Give the listing again in full, exactly as written.

Collection entries
+---+

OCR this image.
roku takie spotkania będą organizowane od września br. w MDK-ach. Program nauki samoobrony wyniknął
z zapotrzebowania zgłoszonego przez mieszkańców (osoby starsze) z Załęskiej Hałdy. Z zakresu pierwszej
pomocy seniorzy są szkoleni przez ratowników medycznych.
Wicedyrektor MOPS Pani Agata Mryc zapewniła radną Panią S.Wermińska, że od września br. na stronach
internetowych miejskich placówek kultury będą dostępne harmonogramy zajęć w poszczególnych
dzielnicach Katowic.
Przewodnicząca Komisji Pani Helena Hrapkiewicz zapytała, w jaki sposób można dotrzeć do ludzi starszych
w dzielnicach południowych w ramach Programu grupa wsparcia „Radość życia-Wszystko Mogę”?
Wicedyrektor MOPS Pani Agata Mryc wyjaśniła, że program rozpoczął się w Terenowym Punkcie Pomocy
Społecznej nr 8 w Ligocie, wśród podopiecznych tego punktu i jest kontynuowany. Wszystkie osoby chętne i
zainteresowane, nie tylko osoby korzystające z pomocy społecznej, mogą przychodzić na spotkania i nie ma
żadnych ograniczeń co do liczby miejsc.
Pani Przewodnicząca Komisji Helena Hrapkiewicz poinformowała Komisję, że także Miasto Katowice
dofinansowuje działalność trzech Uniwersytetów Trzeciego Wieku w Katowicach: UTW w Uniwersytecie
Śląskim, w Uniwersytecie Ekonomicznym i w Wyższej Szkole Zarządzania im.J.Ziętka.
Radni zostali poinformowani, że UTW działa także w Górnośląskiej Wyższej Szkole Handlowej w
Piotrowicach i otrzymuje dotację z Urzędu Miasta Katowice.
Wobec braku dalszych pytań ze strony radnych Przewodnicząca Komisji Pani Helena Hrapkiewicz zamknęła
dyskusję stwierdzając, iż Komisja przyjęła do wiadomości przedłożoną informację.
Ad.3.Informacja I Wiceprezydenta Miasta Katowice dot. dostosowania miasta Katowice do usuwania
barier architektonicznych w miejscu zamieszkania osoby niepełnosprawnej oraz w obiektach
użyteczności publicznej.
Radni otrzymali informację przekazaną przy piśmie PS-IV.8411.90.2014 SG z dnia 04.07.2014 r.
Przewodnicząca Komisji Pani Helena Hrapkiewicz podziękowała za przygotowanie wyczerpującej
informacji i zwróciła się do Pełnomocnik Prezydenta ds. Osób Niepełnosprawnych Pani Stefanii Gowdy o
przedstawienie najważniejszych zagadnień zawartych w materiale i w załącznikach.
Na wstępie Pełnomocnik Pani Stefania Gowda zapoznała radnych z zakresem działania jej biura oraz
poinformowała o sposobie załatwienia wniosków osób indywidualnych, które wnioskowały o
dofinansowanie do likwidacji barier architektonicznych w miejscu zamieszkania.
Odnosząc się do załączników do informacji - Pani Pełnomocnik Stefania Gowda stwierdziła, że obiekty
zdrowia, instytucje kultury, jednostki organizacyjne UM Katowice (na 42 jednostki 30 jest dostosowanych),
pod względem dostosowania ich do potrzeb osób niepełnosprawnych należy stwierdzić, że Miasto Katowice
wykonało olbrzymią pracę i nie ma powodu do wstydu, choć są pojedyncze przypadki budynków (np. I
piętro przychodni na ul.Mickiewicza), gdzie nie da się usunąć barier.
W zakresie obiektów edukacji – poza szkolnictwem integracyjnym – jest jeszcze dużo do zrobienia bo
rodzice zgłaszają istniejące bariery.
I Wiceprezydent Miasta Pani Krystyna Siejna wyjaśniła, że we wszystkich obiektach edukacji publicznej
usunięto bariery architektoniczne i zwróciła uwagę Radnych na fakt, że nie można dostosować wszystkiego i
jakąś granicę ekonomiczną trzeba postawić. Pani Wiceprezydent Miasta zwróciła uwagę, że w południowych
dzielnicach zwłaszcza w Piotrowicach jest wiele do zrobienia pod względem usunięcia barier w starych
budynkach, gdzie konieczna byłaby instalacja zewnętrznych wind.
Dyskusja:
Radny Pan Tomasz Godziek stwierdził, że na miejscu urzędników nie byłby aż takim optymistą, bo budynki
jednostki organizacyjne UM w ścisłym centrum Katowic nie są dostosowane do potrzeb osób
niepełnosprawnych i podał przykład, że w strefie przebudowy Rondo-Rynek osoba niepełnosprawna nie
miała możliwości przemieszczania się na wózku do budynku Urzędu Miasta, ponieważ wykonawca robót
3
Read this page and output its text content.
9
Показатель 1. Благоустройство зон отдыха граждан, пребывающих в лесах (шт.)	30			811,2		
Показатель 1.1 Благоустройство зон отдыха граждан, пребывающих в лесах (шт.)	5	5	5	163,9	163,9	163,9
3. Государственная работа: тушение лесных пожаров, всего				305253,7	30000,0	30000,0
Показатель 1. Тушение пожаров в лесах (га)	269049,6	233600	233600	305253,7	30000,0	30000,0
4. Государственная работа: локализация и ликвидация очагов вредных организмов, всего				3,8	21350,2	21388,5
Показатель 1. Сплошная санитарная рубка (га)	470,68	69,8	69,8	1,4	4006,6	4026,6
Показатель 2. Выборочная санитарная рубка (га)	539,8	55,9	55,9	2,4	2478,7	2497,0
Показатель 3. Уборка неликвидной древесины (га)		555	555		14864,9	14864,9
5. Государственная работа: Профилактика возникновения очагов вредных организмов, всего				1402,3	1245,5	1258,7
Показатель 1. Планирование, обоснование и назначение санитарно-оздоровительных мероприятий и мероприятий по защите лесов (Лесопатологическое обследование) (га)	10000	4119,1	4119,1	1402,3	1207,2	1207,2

+---+

- Task output -
OCR this image.
roku takie spotkania będą organizowane od września br. w MDK-ach. Program nauki samoobrony wyniknął
z zapotrzebowania zgłoszonego przez mieszkańców (osoby starsze) z Załęskiej Hałdy. Z zakresu pierwszej
pomocy seniorzy są szkoleni przez ratowników medycznych.
Wicedyrektor MOPS Pani Agata Mryc zapewniła radną Panią S.Wermińska, że od września br. na stronach
internetowych miejskich placówek kultury będą dostępne harmonogramy zajęć w poszczególnych
dzielnicach Katowic.
Przewodnicząca Komisji Pani Helena Hrapkiewicz zapytała, w jaki sposób można dotrzeć do ludzi starszych
w dzielnicach południowych w ramach Programu grupa wsparcia „Radość życia-Wszystko Mogę”?
Wicedyrektor MOPS Pani Agata Mryc wyjaśniła, że program rozpoczął się w Terenowym Punkcie Pomocy
Społecznej nr 8 w Ligocie, wśród podopiecznych tego punktu i jest kontynuowany. Wszystkie osoby chętne i
zainteresowane, nie tylko osoby korzystające z pomocy społecznej, mogą przychodzić na spotkania i nie ma
żadnych ograniczeń co do liczby miejsc.
Pani Przewodnicząca Komisji Helena Hrapkiewicz poinformowała Komisję, że także Miasto Katowice
dofinansowuje działalność trzech Uniwersytetów Trzeciego Wieku w Katowicach: UTW w Uniwersytecie
Śląskim, w Uniwersytecie Ekonomicznym i w Wyższej Szkole Zarządzania im.J.Ziętka.
Radni zostali poinformowani, że UTW działa także w Górnośląskiej Wyższej Szkole Handlowej w
Piotrowicach i otrzymuje dotację z Urzędu Miasta Katowice.
Wobec braku dalszych pytań ze strony radnych Przewodnicząca Komisji Pani Helena Hrapkiewicz zamknęła
dyskusję stwierdzając, iż Komisja przyjęła do wiadomości przedłożoną informację.
Ad.3.Informacja I Wiceprezydenta Miasta Katowice dot. dostosowania miasta Katowice do usuwania
barier architektonicznych w miejscu zamieszkania osoby niepełnosprawnej oraz w obiektach
użyteczności publicznej.
Radni otrzymali informację przekazaną przy piśmie PS-IV.8411.90.2014 SG z dnia 04.07.2014 r.
Przewodnicząca Komisji Pani Helena Hrapkiewicz podziękowała za przygotowanie wyczerpującej
informacji i zwróciła się do Pełnomocnik Prezydenta ds. Osób Niepełnosprawnych Pani Stefanii Gowdy o
przedstawienie najważniejszych zagadnień zawartych w materiale i w załącznikach.
Na wstępie Pełnomocnik Pani Stefania Gowda zapoznała radnych z zakresem działania jej biura oraz
poinformowała o sposobie załatwienia wniosków osób indywidualnych, które wnioskowały o
dofinansowanie do likwidacji barier architektonicznych w miejscu zamieszkania.
Odnosząc się do załączników do informacji - Pani Pełnomocnik Stefania Gowda stwierdziła, że obiekty
zdrowia, instytucje kultury, jednostki organizacyjne UM Katowice (na 42 jednostki 30 jest dostosowanych),
pod względem dostosowania ich do potrzeb osób niepełnosprawnych należy stwierdzić, że Miasto Katowice
wykonało olbrzymią pracę i nie ma powodu do wstydu, choć są pojedyncze przypadki budynków (np. I
piętro przychodni na ul.Mickiewicza), gdzie nie da się usunąć barier.
W zakresie obiektów edukacji – poza szkolnictwem integracyjnym – jest jeszcze dużo do zrobienia bo
rodzice zgłaszają istniejące bariery.
I Wiceprezydent Miasta Pani Krystyna Siejna wyjaśniła, że we wszystkich obiektach edukacji publicznej
usunięto bariery architektoniczne i zwróciła uwagę Radnych na fakt, że nie można dostosować wszystkiego i
jakąś granicę ekonomiczną trzeba postawić. Pani Wiceprezydent Miasta zwróciła uwagę, że w południowych
dzielnicach zwłaszcza w Piotrowicach jest wiele do zrobienia pod względem usunięcia barier w starych
budynkach, gdzie konieczna byłaby instalacja zewnętrznych wind.
Dyskusja:
Radny Pan Tomasz Godziek stwierdził, że na miejscu urzędników nie byłby aż takim optymistą, bo budynki
jednostki organizacyjne UM w ścisłym centrum Katowic nie są dostosowane do potrzeb osób
niepełnosprawnych i podał przykład, że w strefie przebudowy Rondo-Rynek osoba niepełnosprawna nie
miała możliwości przemieszczania się na wózku do budynku Urzędu Miasta, ponieważ wykonawca robót
3
Read this page and output its text content.
9
Показатель 1. Благоустройство зон отдыха граждан, пребывающих в лесах (шт.)	30			811,2		
Показатель 1.1 Благоустройство зон отдыха граждан, пребывающих в лесах (шт.)	5	5	5	163,9	163,9	163,9
3. Государственная работа: тушение лесных пожаров, всего				305253,7	30000,0	30000,0
Показатель 1. Тушение пожаров в лесах (га)	269049,6	233600	233600	305253,7	30000,0	30000,0
4. Государственная работа: локализация и ликвидация очагов вредных организмов, всего				3,8	21350,2	21388,5
Показатель 1. Сплошная санитарная рубка (га)	470,68	69,8	69,8	1,4	4006,6	4026,6
Показатель 2. Выборочная санитарная рубка (га)	539,8	55,9	55,9	2,4	2478,7	2497,0
Показатель 3. Уборка неликвидной древесины (га)		555	555		14864,9	14864,9
5. Государственная работа: Профилактика возникновения очагов вредных организмов, всего				1402,3	1245,5	1258,7
Показатель 1. Планирование, обоснование и назначение санитарно-оздоровительных мероприятий и мероприятий по защите лесов (Лесопатологическое обследование) (га)	10000	4119,1	4119,1	1402,3	1207,2	1207,2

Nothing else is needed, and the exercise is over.